[Records that describe figures]
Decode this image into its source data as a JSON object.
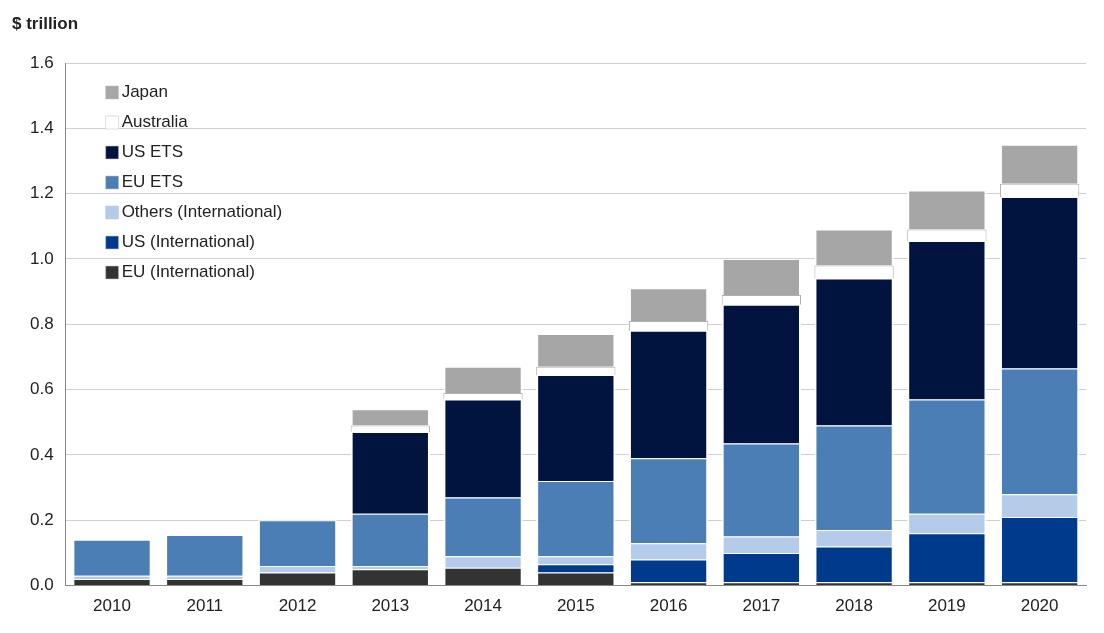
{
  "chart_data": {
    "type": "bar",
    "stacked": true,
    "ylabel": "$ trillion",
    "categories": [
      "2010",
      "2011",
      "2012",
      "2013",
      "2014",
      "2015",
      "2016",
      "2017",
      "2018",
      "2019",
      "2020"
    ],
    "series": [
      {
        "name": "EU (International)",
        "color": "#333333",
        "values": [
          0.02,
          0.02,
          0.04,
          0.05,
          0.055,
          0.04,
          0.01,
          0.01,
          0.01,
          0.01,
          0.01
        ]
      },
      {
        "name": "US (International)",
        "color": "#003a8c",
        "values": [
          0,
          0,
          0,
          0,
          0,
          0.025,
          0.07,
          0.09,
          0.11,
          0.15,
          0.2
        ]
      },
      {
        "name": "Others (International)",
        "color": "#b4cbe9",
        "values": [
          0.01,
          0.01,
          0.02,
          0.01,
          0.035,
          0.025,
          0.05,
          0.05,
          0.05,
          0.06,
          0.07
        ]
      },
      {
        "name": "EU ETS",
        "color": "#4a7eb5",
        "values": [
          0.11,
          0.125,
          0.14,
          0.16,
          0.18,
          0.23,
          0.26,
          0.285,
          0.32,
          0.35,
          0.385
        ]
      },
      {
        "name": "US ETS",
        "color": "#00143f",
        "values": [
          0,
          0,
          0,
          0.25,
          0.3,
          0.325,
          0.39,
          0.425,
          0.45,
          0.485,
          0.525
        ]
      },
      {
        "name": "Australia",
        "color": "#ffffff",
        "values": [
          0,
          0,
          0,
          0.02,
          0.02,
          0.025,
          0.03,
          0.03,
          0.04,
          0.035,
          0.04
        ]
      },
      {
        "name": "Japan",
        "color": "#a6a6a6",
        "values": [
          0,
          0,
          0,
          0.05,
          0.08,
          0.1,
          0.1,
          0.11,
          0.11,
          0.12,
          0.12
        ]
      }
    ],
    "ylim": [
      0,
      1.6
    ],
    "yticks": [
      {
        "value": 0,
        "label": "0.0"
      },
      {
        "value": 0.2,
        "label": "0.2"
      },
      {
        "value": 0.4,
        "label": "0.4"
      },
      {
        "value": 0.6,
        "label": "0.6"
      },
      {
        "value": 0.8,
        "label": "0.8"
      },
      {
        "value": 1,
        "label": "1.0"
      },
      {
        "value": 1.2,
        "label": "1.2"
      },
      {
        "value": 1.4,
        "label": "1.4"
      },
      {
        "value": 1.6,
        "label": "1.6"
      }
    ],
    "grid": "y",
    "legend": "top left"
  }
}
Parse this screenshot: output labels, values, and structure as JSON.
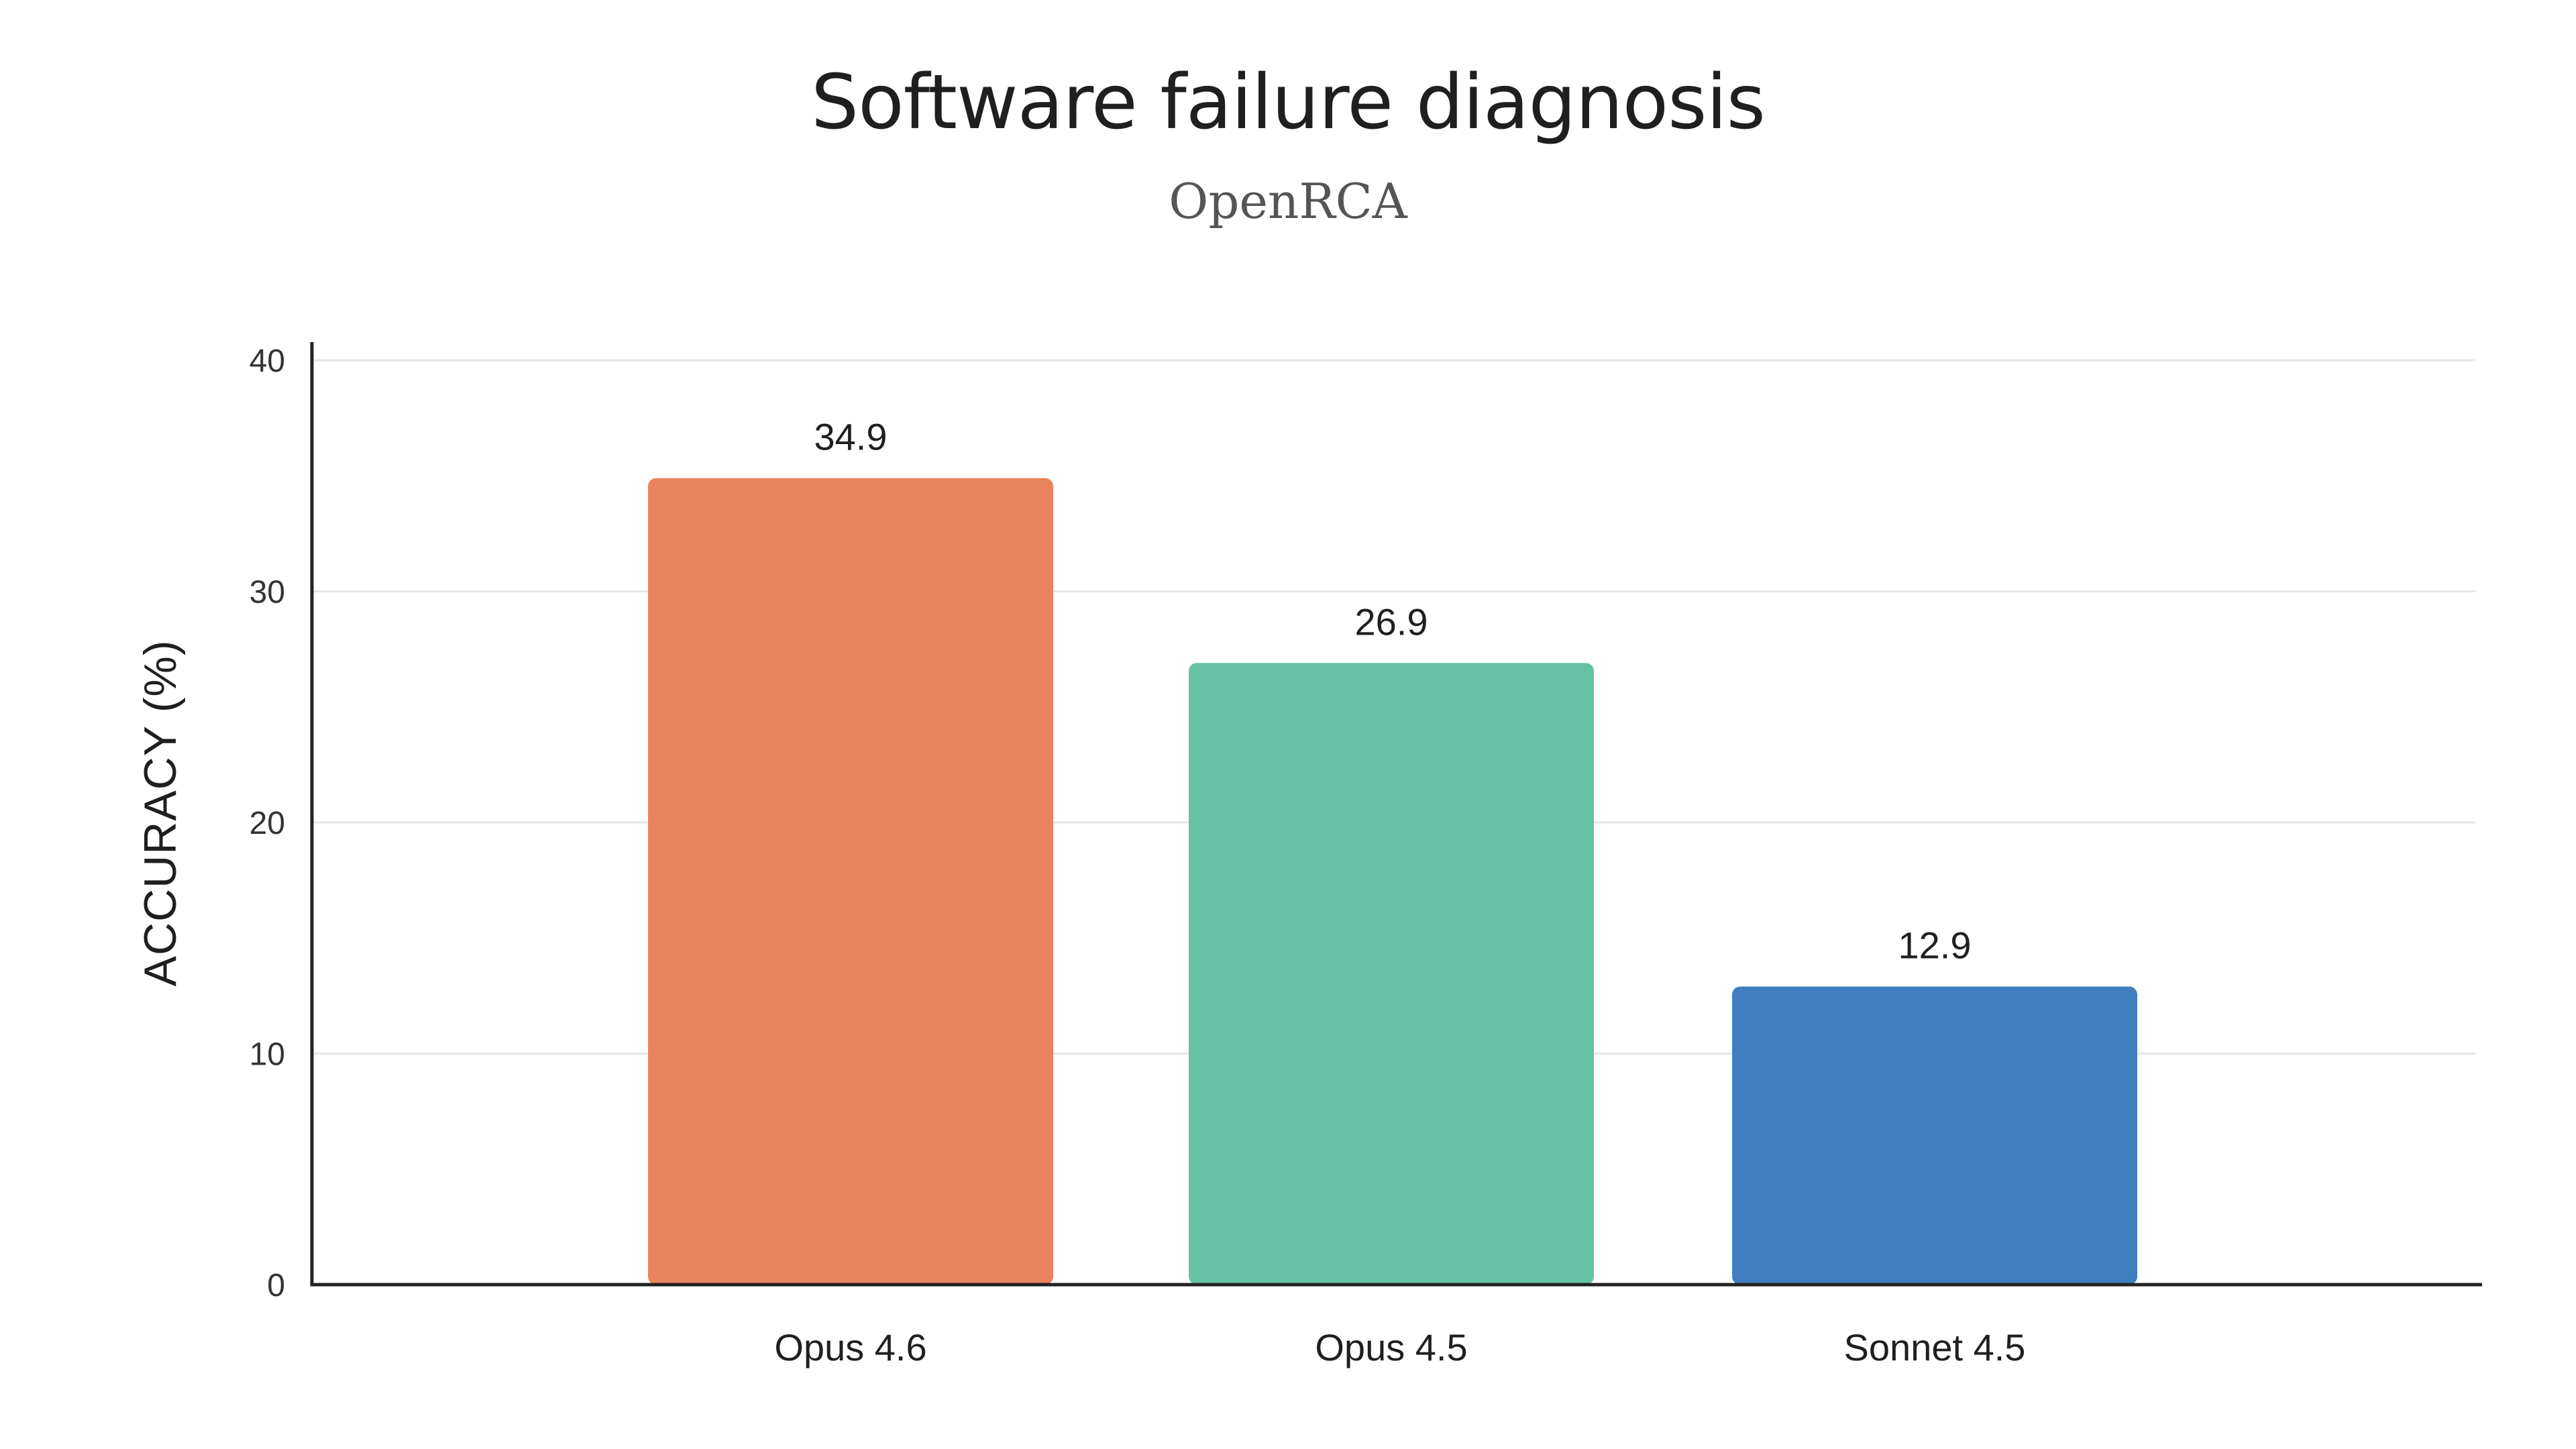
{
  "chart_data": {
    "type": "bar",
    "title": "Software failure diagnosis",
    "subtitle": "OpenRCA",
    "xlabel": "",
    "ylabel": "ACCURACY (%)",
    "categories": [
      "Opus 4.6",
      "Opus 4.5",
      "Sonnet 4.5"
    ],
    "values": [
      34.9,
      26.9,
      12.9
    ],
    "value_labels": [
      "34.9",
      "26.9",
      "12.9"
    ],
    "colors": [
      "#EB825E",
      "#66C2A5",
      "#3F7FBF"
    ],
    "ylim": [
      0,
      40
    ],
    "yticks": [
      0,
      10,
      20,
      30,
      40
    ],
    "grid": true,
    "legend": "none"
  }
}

GIVEN REQUEST:
Please retype, exactly and with the pictures left out, the lines from the line containing "Parse this screenshot: output" through the last line of the records above.

TASK ANSWER:
Parse this screenshot: output labels, values, and structure as JSON.
{
  "chart_data": {
    "type": "bar",
    "title": "Software failure diagnosis",
    "subtitle": "OpenRCA",
    "xlabel": "",
    "ylabel": "ACCURACY (%)",
    "categories": [
      "Opus 4.6",
      "Opus 4.5",
      "Sonnet 4.5"
    ],
    "values": [
      34.9,
      26.9,
      12.9
    ],
    "value_labels": [
      "34.9",
      "26.9",
      "12.9"
    ],
    "colors": [
      "#EB825E",
      "#66C2A5",
      "#3F7FBF"
    ],
    "ylim": [
      0,
      40
    ],
    "yticks": [
      0,
      10,
      20,
      30,
      40
    ],
    "grid": true,
    "legend": "none"
  }
}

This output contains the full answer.